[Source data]
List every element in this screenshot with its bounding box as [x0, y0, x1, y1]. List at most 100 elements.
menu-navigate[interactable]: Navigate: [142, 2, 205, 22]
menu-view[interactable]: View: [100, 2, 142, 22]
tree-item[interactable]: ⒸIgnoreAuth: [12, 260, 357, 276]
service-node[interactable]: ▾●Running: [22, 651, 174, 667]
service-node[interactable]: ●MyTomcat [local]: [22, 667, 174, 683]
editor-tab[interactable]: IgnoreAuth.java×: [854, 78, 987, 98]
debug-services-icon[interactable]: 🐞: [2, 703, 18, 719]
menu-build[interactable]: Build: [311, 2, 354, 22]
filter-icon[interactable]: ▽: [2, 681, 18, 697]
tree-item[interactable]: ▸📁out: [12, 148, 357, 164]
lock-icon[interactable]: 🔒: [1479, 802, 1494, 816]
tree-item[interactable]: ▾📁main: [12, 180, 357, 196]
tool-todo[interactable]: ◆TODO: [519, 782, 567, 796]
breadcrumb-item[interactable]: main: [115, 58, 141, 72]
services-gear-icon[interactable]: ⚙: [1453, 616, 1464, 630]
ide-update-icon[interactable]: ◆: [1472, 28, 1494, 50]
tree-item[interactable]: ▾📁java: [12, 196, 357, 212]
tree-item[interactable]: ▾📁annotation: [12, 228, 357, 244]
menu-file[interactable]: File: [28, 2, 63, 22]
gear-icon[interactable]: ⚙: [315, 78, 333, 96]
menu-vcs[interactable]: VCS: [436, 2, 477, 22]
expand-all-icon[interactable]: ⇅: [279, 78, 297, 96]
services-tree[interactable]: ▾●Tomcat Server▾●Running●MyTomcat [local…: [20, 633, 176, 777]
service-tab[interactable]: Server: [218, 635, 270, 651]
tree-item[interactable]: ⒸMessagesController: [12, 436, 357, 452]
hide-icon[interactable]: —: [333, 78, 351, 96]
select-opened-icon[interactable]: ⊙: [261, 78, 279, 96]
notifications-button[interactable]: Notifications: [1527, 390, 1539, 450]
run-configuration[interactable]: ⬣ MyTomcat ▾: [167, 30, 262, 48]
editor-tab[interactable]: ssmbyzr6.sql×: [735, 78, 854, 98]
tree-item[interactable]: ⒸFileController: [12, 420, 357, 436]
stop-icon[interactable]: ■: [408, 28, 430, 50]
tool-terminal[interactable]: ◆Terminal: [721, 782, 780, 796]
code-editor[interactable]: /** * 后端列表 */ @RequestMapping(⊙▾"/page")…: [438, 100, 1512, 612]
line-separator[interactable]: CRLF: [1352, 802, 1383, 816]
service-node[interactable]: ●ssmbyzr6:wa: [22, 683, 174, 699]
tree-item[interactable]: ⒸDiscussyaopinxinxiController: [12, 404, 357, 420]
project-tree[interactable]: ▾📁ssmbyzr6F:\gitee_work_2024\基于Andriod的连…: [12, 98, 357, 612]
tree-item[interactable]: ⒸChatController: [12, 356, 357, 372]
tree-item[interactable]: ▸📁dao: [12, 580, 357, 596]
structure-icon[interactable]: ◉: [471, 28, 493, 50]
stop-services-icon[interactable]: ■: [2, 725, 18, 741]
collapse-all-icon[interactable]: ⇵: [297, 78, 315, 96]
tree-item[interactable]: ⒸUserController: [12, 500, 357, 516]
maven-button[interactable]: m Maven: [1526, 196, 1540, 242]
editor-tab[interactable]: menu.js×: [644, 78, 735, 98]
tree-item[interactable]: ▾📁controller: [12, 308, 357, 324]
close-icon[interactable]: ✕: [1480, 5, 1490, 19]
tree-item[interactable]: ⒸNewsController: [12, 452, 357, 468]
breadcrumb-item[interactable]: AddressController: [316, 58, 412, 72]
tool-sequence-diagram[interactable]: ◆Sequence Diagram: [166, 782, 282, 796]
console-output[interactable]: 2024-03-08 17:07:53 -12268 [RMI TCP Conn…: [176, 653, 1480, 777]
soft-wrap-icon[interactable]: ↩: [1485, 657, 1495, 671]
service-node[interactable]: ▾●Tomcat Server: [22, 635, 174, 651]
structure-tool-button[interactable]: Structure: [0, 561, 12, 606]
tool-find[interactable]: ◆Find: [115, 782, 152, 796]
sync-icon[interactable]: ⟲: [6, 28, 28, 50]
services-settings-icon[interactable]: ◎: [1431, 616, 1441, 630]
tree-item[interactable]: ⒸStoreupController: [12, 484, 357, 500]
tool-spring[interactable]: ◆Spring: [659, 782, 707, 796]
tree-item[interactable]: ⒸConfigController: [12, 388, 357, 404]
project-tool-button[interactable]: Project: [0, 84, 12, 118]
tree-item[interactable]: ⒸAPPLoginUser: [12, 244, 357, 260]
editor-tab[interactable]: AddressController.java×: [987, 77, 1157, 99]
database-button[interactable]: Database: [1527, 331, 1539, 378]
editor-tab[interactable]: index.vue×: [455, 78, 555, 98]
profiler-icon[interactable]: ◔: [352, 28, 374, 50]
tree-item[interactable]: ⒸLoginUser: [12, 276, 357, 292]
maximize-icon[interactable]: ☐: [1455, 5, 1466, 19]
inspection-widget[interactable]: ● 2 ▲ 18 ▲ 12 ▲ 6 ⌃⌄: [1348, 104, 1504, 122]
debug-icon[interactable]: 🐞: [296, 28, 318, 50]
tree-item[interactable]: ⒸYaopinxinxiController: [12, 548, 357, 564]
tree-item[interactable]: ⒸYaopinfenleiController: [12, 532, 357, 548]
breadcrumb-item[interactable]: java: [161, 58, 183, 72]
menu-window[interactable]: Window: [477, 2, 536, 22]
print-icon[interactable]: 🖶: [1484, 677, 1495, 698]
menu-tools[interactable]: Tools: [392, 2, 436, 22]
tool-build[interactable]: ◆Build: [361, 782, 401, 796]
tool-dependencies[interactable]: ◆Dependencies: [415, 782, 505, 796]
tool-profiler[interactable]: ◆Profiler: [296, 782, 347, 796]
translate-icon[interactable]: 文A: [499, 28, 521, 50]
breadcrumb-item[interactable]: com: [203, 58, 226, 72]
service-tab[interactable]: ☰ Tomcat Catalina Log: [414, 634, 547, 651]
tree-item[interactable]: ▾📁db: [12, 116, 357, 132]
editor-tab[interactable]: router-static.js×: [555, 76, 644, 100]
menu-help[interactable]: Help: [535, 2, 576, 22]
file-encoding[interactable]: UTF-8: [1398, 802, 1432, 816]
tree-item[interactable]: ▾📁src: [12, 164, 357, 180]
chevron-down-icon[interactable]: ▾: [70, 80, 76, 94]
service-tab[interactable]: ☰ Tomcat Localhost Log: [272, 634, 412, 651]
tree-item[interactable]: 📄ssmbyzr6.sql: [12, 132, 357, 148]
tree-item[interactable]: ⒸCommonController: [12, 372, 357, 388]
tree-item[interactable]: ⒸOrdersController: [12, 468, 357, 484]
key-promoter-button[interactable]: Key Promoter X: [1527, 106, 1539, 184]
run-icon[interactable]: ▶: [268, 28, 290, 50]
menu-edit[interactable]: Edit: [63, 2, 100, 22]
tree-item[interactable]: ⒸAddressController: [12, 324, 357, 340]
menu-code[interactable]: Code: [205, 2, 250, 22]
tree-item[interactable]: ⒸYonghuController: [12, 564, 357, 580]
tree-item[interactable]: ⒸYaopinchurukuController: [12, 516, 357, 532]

» JOB
Pull out each line above that contains the string "menu".

» EXERCISE OUTPUT
menu-navigate[interactable]: Navigate: [142, 2, 205, 22]
menu-view[interactable]: View: [100, 2, 142, 22]
menu-build[interactable]: Build: [311, 2, 354, 22]
menu-file[interactable]: File: [28, 2, 63, 22]
menu-vcs[interactable]: VCS: [436, 2, 477, 22]
editor-tab[interactable]: menu.js×: [644, 78, 735, 98]
menu-window[interactable]: Window: [477, 2, 536, 22]
menu-tools[interactable]: Tools: [392, 2, 436, 22]
menu-help[interactable]: Help: [535, 2, 576, 22]
menu-edit[interactable]: Edit: [63, 2, 100, 22]
menu-code[interactable]: Code: [205, 2, 250, 22]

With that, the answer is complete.